### Objectives
A) In the passage on grid computing, repeat everything from "In a distributed" down to "times or places).".
B) In the passage on grid computing, what kind of platform could end users such as land managers use to request products interactively?

### Passage to read
· · · ·
In a distributed computing framework with well-defined standard interfaces to data access and processing services, an application can invoke a remote processing service without necessarily knowing how it is implemented. This allows faster, parallel implementations of services to be provided transparently. A distributed framework could also provide concurrency across multiple servers, either in concurrent (or pipelined) processing of different services as part of a larger task, or repeating the same computation for multiple input data (e.g. satellite images at different times or places).
In the past few years there has been significant progress in the area of metacomputing, or grid computing, which aims to provide coordinated access to computational resources distributed over wide-area networks. Our work is aiming to develop high-level metacomputing middleware that will make grid computing easier to use, particularly for GIS developers and users. We envision a system whereby environmental scientists or value-adders will be able to utilise a toolset as part of a metacomputing/grid system to prepare derived data products such as the rainfall/vegetation correlations described in Section 4.2. End users such as land managers will be able to access these products, which may be produced regularly in a batch procedure or even requested interactively from a low-bandwidth Web browser platform such as a personal computer. Web protocols will be used to specify a complex service request and the system will respond by scheduling parallel or high-performance computing (HPC) and data storage resources to prepare the desired product prior to delivery of the condensed result in a form suitable for decision support. HPC resources will be interconnected with high-performance networks, whereas the end user need not be. In summary the end user will be able to invoke actions at a distance on remote data.
· · · ·
### Dataset rows
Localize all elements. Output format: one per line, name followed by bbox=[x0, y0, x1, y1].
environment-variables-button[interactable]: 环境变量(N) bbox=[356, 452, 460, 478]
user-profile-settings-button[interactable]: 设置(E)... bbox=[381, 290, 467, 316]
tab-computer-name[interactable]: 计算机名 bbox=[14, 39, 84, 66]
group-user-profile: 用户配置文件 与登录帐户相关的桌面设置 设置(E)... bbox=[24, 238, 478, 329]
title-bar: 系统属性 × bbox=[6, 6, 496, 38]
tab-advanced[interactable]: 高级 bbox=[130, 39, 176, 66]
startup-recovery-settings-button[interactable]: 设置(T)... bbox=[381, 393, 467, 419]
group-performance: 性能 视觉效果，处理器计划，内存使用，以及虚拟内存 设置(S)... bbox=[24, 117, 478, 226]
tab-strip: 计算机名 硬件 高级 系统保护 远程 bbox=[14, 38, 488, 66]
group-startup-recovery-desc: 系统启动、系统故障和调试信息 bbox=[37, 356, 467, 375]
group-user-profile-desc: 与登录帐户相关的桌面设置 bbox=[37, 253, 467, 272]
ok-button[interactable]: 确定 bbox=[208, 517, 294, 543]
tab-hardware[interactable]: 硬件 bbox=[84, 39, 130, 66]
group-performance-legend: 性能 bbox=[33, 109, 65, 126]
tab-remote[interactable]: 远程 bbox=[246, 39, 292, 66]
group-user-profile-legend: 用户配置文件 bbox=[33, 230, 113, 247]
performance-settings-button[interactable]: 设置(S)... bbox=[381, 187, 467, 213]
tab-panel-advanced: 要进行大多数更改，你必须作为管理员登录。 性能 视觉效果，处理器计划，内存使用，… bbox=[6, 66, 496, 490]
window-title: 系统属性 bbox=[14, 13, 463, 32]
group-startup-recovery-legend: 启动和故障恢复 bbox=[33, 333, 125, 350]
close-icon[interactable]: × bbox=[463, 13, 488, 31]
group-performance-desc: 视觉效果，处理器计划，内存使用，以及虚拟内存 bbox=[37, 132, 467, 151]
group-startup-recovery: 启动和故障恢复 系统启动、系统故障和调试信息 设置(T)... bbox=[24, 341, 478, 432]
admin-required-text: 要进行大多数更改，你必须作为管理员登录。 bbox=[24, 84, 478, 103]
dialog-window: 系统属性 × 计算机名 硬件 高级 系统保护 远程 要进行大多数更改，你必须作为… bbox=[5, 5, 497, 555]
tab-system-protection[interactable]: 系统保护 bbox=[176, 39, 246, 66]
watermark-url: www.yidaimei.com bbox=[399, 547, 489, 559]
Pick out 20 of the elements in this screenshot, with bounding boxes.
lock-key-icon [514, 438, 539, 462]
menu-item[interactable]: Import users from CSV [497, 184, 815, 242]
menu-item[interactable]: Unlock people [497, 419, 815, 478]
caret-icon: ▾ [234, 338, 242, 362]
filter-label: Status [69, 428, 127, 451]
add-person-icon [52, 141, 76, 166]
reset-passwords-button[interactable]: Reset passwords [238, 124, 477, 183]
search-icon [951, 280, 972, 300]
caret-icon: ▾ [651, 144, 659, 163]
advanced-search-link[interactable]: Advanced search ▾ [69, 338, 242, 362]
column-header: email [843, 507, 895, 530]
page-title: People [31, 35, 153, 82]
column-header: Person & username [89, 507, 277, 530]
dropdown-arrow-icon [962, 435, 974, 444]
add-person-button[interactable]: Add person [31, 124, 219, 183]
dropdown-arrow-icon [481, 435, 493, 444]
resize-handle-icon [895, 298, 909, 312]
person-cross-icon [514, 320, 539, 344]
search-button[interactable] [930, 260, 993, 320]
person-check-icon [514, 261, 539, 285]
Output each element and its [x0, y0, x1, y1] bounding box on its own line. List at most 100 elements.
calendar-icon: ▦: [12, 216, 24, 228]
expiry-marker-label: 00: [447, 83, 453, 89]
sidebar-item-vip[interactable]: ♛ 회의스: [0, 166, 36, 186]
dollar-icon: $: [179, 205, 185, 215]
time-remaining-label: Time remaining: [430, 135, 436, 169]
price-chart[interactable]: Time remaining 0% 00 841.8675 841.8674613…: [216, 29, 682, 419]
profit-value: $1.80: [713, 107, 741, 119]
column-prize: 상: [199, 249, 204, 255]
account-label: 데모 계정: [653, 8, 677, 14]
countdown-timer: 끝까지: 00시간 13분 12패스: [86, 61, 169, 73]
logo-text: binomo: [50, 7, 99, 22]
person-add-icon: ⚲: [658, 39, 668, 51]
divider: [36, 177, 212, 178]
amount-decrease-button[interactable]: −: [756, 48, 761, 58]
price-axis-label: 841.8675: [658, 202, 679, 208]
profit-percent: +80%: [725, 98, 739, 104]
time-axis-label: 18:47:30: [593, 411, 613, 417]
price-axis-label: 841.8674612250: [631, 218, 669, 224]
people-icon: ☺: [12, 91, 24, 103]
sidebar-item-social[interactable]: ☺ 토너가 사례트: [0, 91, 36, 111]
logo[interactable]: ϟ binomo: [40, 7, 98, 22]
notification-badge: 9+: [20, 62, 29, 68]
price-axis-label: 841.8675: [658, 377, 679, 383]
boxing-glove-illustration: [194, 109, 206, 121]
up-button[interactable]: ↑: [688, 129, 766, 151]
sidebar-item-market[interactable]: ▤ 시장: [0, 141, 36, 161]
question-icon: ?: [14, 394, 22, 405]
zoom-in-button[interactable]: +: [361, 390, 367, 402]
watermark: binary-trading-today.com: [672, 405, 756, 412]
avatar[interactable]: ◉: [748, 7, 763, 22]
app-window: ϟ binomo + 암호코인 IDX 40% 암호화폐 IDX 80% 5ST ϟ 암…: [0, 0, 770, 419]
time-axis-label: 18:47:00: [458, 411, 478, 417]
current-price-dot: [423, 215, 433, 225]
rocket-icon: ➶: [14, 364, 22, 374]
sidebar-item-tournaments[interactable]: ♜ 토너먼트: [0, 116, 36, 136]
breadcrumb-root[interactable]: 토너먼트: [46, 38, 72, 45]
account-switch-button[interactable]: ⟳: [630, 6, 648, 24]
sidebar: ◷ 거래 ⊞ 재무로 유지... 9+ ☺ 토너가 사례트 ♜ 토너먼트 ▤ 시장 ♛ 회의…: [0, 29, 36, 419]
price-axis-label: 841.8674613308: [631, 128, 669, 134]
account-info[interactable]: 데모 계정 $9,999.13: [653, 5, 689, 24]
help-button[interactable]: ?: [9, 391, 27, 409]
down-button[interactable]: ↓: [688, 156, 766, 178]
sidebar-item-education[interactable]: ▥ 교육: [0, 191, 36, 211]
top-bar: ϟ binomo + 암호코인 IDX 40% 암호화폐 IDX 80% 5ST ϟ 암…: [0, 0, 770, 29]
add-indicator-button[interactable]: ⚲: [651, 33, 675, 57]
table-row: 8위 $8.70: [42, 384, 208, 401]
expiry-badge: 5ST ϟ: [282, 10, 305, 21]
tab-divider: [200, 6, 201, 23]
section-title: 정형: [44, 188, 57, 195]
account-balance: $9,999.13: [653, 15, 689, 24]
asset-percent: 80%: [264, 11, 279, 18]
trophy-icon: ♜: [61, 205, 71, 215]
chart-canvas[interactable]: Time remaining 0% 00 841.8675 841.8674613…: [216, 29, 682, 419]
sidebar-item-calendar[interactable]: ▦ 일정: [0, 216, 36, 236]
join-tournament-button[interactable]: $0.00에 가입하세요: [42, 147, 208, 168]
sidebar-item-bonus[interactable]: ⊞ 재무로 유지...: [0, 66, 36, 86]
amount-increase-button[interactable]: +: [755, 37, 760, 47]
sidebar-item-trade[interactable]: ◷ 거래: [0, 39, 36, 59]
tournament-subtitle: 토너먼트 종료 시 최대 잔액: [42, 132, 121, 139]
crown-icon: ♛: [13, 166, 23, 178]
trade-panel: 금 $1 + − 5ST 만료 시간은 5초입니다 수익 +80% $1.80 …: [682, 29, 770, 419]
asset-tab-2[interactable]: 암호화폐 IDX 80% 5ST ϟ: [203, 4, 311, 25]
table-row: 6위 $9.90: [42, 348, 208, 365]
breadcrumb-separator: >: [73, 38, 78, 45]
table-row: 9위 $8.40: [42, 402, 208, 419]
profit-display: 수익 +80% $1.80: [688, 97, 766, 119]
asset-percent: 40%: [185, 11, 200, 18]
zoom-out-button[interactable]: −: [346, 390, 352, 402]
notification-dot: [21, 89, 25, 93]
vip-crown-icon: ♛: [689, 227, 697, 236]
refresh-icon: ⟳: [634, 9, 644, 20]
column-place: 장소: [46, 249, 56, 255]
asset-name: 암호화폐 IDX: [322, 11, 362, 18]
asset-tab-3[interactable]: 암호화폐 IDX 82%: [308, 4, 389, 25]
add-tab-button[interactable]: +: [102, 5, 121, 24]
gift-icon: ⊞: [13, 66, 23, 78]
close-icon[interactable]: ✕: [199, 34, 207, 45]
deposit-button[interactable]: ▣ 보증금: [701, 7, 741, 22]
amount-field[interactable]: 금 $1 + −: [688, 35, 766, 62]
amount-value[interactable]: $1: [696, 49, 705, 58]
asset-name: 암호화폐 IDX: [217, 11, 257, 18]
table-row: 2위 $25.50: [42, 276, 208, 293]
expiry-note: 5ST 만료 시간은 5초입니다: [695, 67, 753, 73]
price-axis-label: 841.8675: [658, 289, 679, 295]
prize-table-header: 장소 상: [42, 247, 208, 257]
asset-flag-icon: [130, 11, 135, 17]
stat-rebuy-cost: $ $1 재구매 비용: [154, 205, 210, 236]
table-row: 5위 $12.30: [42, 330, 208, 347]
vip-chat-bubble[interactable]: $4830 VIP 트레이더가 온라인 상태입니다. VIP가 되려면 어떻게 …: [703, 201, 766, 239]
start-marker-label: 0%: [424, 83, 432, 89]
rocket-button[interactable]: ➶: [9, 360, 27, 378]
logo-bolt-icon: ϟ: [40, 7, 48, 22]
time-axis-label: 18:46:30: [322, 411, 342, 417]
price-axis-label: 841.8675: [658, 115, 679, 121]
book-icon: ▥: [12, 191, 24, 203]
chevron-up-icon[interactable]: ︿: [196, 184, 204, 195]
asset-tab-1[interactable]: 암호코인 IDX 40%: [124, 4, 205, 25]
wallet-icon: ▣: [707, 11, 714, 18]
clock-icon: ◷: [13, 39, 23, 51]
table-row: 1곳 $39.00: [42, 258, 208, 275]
· · · ·
### The answers
A)
In a distributed computing framework with well-defined standard interfaces to data access and processing services, an application can invoke a remote processing service without necessarily knowing how it is implemented. This allows faster, parallel implementations of services to be provided transparently. A distributed framework could also provide concurrency across multiple servers, either in concurrent (or pipelined) processing of different services as part of a larger task, or repeating the same computation for multiple input data (e.g. satellite images at different times or places).

B) A low-bandwidth Web browser platform such as a personal computer.